# EXERCISE PROMPT
Look through the entries below and count the lines with the word "page" in them; give only the number.

START MATERIAL

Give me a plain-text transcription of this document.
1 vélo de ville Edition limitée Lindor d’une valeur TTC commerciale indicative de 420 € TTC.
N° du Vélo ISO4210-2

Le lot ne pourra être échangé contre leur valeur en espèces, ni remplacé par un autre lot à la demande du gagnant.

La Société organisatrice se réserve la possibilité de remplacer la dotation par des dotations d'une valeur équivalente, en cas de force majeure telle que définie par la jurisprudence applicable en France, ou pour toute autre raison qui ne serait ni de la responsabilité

END MATERIAL
START MATERIAL

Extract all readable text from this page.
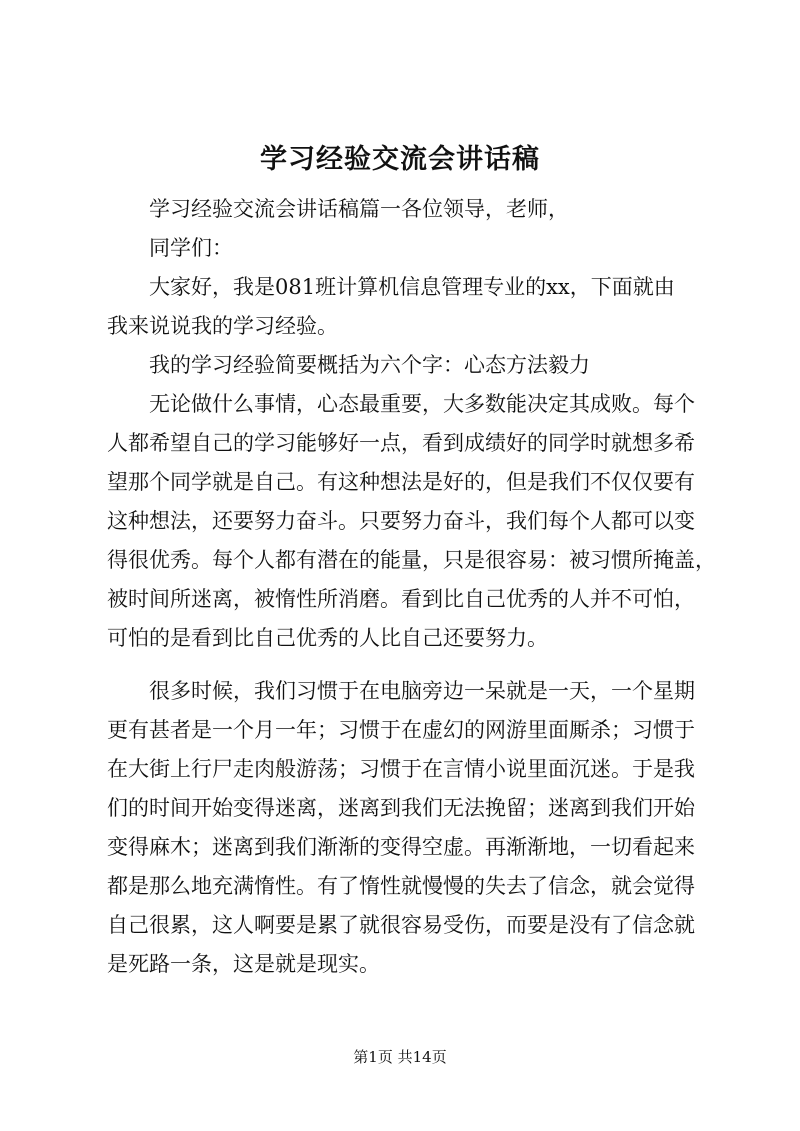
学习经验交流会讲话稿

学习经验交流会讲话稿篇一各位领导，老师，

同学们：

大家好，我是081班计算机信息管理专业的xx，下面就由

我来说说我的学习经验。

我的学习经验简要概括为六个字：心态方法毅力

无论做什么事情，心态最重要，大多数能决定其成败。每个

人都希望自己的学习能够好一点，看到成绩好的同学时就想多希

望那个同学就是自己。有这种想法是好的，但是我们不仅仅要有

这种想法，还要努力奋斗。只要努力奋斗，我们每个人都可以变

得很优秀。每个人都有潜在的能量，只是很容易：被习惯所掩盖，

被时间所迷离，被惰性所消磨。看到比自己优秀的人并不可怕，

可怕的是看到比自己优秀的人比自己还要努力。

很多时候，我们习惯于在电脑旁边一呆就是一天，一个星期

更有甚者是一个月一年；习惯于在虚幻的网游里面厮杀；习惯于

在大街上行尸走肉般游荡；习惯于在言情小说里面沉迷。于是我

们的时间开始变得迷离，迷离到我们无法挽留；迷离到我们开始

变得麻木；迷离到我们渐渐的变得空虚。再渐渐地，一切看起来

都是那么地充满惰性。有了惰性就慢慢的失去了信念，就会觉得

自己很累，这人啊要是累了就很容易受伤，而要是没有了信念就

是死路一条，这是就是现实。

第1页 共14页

END MATERIAL
START MATERIAL

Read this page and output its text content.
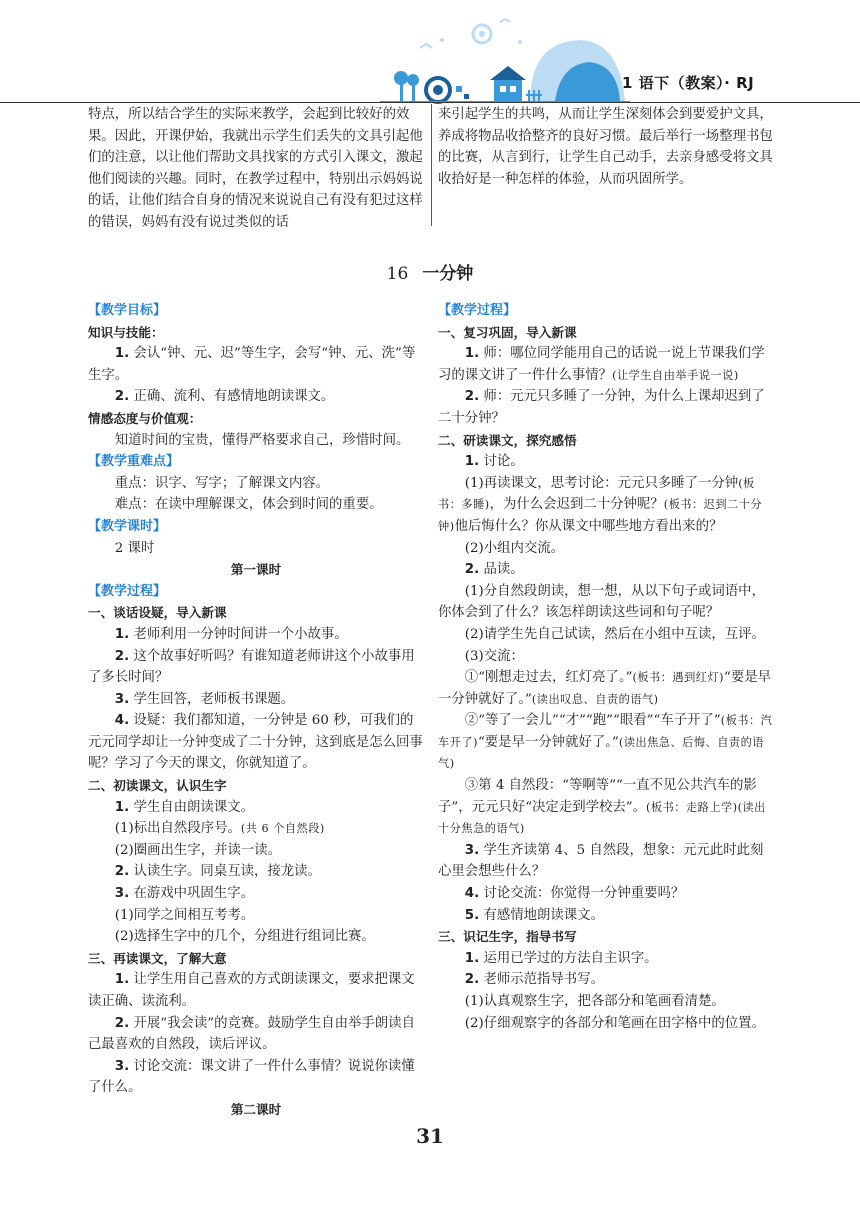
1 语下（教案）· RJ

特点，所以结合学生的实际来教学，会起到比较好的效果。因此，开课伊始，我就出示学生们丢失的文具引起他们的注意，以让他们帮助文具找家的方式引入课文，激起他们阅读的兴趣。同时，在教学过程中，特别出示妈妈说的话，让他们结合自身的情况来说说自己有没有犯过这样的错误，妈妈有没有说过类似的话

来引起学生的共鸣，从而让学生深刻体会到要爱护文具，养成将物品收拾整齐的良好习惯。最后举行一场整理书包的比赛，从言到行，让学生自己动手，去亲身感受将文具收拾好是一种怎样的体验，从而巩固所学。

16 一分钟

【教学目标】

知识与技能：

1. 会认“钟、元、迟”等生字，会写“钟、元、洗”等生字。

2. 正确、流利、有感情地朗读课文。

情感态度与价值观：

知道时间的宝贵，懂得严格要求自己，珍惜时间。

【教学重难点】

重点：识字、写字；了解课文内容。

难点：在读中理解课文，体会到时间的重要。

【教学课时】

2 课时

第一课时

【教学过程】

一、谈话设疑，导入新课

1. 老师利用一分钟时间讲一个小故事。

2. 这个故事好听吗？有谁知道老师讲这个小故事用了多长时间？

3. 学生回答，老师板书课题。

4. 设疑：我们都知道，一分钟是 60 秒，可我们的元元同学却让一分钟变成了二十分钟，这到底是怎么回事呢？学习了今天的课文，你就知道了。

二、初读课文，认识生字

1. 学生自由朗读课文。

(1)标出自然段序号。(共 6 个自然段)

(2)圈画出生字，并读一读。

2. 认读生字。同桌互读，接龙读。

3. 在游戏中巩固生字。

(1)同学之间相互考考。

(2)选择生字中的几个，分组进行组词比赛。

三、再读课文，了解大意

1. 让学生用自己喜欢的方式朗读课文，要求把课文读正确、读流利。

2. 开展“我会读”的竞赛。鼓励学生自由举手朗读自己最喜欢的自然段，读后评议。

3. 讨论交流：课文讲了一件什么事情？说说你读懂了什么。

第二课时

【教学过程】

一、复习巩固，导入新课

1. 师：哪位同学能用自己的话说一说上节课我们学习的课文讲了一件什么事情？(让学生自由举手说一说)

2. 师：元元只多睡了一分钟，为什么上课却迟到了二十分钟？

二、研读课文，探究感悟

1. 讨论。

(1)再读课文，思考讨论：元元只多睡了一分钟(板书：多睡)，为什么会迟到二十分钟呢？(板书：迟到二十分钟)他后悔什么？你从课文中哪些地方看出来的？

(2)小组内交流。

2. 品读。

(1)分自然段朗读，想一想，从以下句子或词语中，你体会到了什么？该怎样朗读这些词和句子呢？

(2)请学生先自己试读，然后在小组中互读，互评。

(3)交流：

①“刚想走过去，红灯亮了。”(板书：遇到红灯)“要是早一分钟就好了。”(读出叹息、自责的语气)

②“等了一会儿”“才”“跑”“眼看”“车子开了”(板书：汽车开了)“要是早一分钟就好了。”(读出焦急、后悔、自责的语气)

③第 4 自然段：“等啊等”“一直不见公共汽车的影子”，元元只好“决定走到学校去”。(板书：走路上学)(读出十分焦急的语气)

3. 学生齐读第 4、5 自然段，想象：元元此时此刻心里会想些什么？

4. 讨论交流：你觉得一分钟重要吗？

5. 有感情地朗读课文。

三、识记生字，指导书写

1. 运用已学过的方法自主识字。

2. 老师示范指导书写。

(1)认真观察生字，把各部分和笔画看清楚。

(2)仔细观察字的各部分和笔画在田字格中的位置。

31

END MATERIAL

# RESULT BELOW
2